Your task:
Locate each line in the records below that contains the string "start", and copy those lines in full.

(Element-and-box listings)
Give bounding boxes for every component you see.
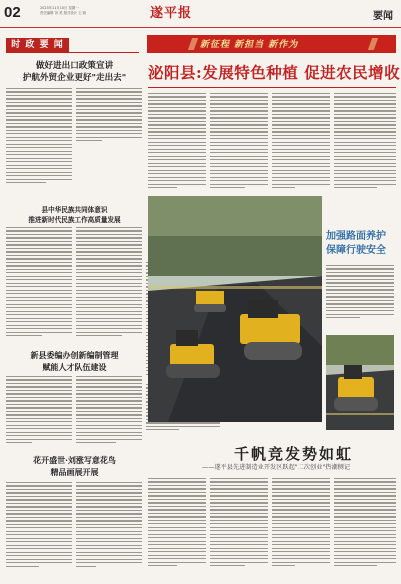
road-paving-scene [148,196,322,422]
story3-body [6,376,72,446]
section-name: 要闻 [373,11,393,22]
story4-body-col2 [76,482,142,574]
main-body-col1 [148,93,206,191]
story3-headline: 新县委编办创新编制管理 赋能人才队伍建设 [30,350,119,372]
story2-body-col2 [76,227,142,342]
main-body-col3 [272,93,330,191]
page-number: 02 [4,4,21,21]
bottom-body-col3 [272,478,330,574]
side-body [326,265,394,325]
main-headline: 泌阳县:发展特色种植 促进农民增收 [148,63,401,82]
bottom-body-col2 [210,478,268,574]
story2-body [6,227,72,342]
side-headline: 加强路面养护 保障行驶安全 [326,231,386,256]
story1-headline: 做好进出口政策宣讲 护航外贸企业更好"走出去" [22,61,127,83]
section-tag: 时 政 要 闻 [6,38,69,53]
bottom-headline: 千帆竞发势如虹 [234,445,354,463]
story1-body [6,88,72,186]
bottom-body-col4 [334,478,396,574]
bottom-subheadline: ——遂平县先进制造业开发区跃起"二次创业"热潮侧记 [202,464,351,471]
main-body-col2 [210,93,268,191]
story4-headline: 花开盛世·刘涨写意花鸟 精品画展开展 [33,455,116,477]
roller-photo [326,335,394,430]
story3-body-col2 [76,376,142,446]
issue-date: 2023年11月10日 星期一 责任编辑 刘 美 版式设计 王 晓 [40,6,87,15]
main-rule [148,87,396,88]
tag-rule [69,52,139,53]
bottom-body-col1 [148,478,206,574]
roller-scene [326,335,394,430]
main-body-col4 [334,93,396,191]
story2-headline: 县中华民族共同体意识 推进新时代民族工作高质量发展 [28,206,121,224]
story1-body-col2 [76,88,142,148]
masthead-logo: 遂平报 [150,6,193,21]
page-header [0,0,401,28]
road-paving-photo [148,196,322,422]
story4-body [6,482,72,574]
banner-slogan: 新征程 新担当 新作为 [200,40,299,50]
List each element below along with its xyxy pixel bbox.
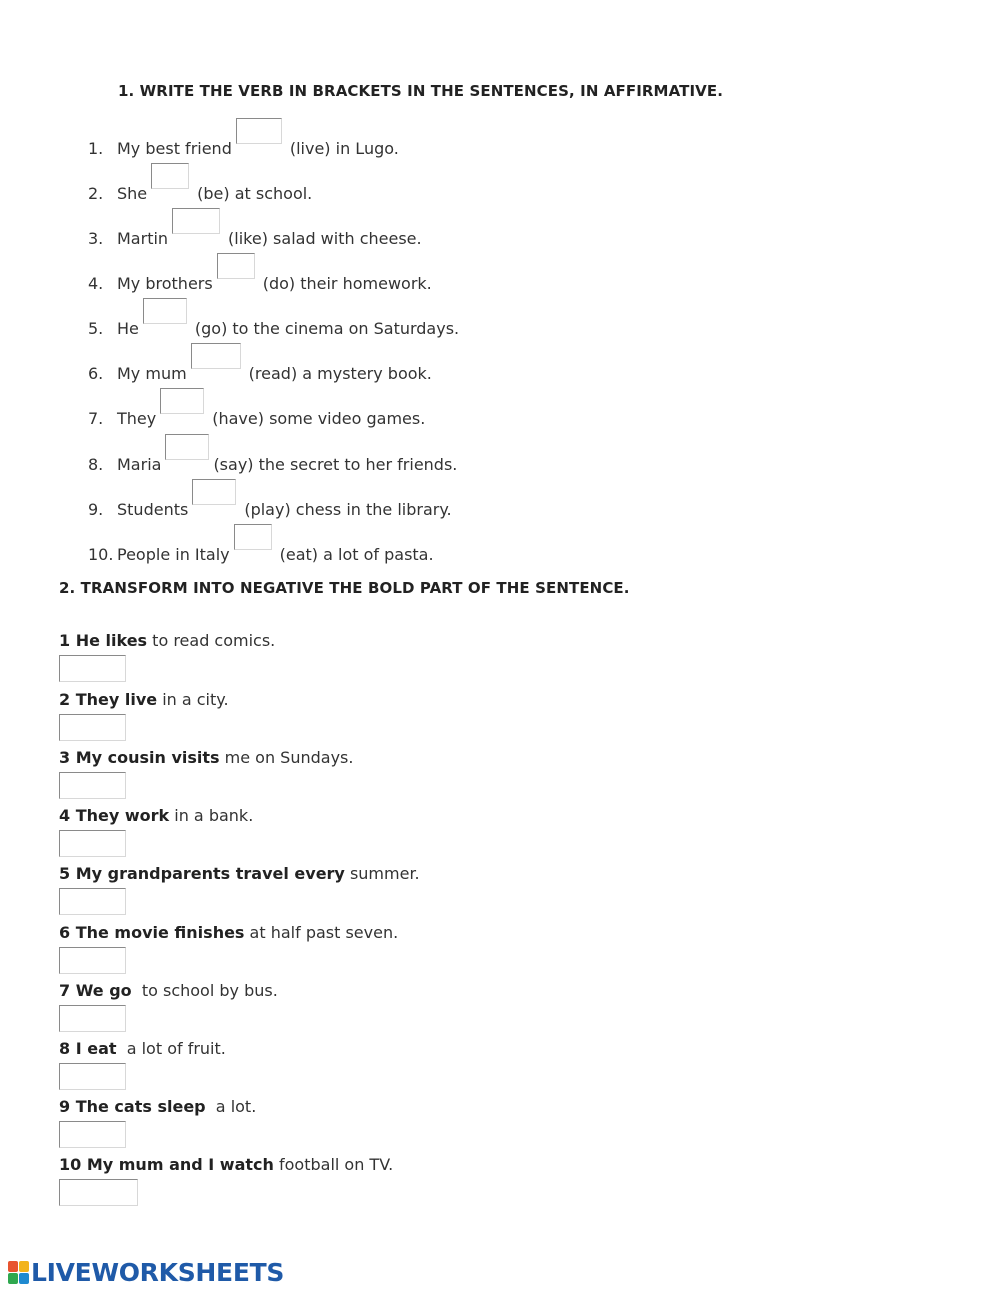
answer-input[interactable] xyxy=(59,714,126,741)
item-number: 6. xyxy=(88,364,104,383)
bold-part: 10 My mum and I watch xyxy=(59,1155,274,1174)
list-item xyxy=(59,981,278,1000)
answer-input[interactable] xyxy=(59,655,126,682)
item-number: 2. xyxy=(88,184,104,203)
bold-part: 7 We go xyxy=(59,981,132,1000)
answer-input[interactable] xyxy=(151,163,189,189)
bold-part: 6 The movie finishes xyxy=(59,923,245,942)
list-item xyxy=(59,806,253,825)
logo-square xyxy=(8,1273,18,1284)
item-number: 3. xyxy=(88,229,104,248)
item-number: 7. xyxy=(88,409,104,428)
sentence-rest: summer. xyxy=(344,864,420,883)
bold-part: 9 The cats sleep xyxy=(59,1097,206,1116)
answer-input[interactable] xyxy=(59,1121,126,1148)
sentence-end: (do) their homework. xyxy=(262,274,432,293)
sentence-start: She xyxy=(117,184,148,203)
sentence-start: He xyxy=(117,319,139,338)
logo-square xyxy=(19,1273,29,1284)
logo-text: LIVEWORKSHEETS xyxy=(31,1258,285,1287)
sentence-end: (go) to the cinema on Saturdays. xyxy=(194,319,460,338)
answer-input[interactable] xyxy=(160,388,204,414)
list-item xyxy=(59,690,229,709)
item-number: 4. xyxy=(88,274,104,293)
sentence-start: My mum xyxy=(117,364,187,383)
list-item xyxy=(88,257,788,297)
list-item xyxy=(59,923,398,942)
list-item xyxy=(59,631,275,650)
answer-input[interactable] xyxy=(236,118,282,144)
sentence-end: (read) a mystery book. xyxy=(248,364,432,383)
answer-input[interactable] xyxy=(217,253,255,279)
answer-input[interactable] xyxy=(59,888,126,915)
sentence-rest: me on Sundays. xyxy=(219,748,354,767)
list-item xyxy=(59,1155,393,1174)
list-item xyxy=(88,483,788,523)
sentence-rest: in a bank. xyxy=(169,806,254,825)
item-number: 9. xyxy=(88,500,104,519)
list-item xyxy=(88,212,788,252)
sentence-end: (say) the secret to her friends. xyxy=(213,455,458,474)
list-item xyxy=(59,1097,256,1116)
sentence-end: (be) at school. xyxy=(197,184,313,203)
answer-input[interactable] xyxy=(165,434,209,460)
list-item xyxy=(88,347,788,387)
answer-input[interactable] xyxy=(59,947,126,974)
sentence-start: Maria xyxy=(117,455,162,474)
liveworksheets-logo-icon xyxy=(8,1261,29,1284)
sentence-end: (have) some video games. xyxy=(212,409,426,428)
list-item xyxy=(88,302,788,342)
sentence-start: People in Italy xyxy=(117,545,230,564)
bold-part: 8 I eat xyxy=(59,1039,117,1058)
bold-part: 5 My grandparents travel every xyxy=(59,864,345,883)
list-item xyxy=(59,864,420,883)
bold-part: 2 They live xyxy=(59,690,158,709)
sentence-rest: at half past seven. xyxy=(244,923,399,942)
sentence-start: My brothers xyxy=(117,274,213,293)
exercise1-title: 1. WRITE THE VERB IN BRACKETS IN THE SENTENCES, IN AFFIRMATIVE. xyxy=(118,82,723,100)
answer-input[interactable] xyxy=(234,524,272,550)
sentence-end: (eat) a lot of pasta. xyxy=(279,545,434,564)
sentence-rest: football on TV. xyxy=(273,1155,394,1174)
list-item xyxy=(88,528,788,568)
answer-input[interactable] xyxy=(59,772,126,799)
logo-square xyxy=(19,1261,29,1272)
logo-square xyxy=(8,1261,18,1272)
item-number: 8. xyxy=(88,455,104,474)
sentence-end: (like) salad with cheese. xyxy=(228,229,422,248)
list-item xyxy=(88,122,788,162)
sentence-end: (live) in Lugo. xyxy=(289,139,399,158)
exercise2-title: 2. TRANSFORM INTO NEGATIVE THE BOLD PART OF THE SENTENCE. xyxy=(59,579,630,597)
bold-part: 3 My cousin visits xyxy=(59,748,220,767)
liveworksheets-logo[interactable] xyxy=(8,1258,284,1287)
bold-part: 1 He likes xyxy=(59,631,148,650)
answer-input[interactable] xyxy=(172,208,220,234)
sentence-rest: to read comics. xyxy=(147,631,276,650)
sentence-end: (play) chess in the library. xyxy=(244,500,452,519)
list-item xyxy=(59,748,353,767)
list-item xyxy=(88,167,788,207)
sentence-start: They xyxy=(117,409,157,428)
bold-part: 4 They work xyxy=(59,806,170,825)
item-number: 1. xyxy=(88,139,104,158)
item-number: 5. xyxy=(88,319,104,338)
list-item xyxy=(88,392,788,432)
sentence-rest: a lot of fruit. xyxy=(116,1039,226,1058)
sentence-start: My best friend xyxy=(117,139,232,158)
answer-input[interactable] xyxy=(59,1005,126,1032)
answer-input[interactable] xyxy=(59,1063,126,1090)
answer-input[interactable] xyxy=(59,830,126,857)
sentence-rest: to school by bus. xyxy=(131,981,278,1000)
item-number: 10. xyxy=(88,545,114,564)
list-item xyxy=(59,1039,226,1058)
sentence-start: Students xyxy=(117,500,189,519)
sentence-rest: in a city. xyxy=(157,690,229,709)
list-item xyxy=(88,438,788,478)
answer-input[interactable] xyxy=(143,298,187,324)
sentence-rest: a lot. xyxy=(205,1097,257,1116)
answer-input[interactable] xyxy=(191,343,241,369)
sentence-start: Martin xyxy=(117,229,169,248)
answer-input[interactable] xyxy=(192,479,236,505)
answer-input[interactable] xyxy=(59,1179,138,1206)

Output for this task:
sentence-start: She xyxy=(117,184,148,203)
sentence-start: He xyxy=(117,319,139,338)
sentence-start: My mum xyxy=(117,364,187,383)
sentence-start: Maria xyxy=(117,455,162,474)
sentence-start: People in Italy xyxy=(117,545,230,564)
sentence-start: My brothers xyxy=(117,274,213,293)
sentence-start: They xyxy=(117,409,157,428)
sentence-start: My best friend xyxy=(117,139,232,158)
sentence-start: Students xyxy=(117,500,189,519)
sentence-start: Martin xyxy=(117,229,169,248)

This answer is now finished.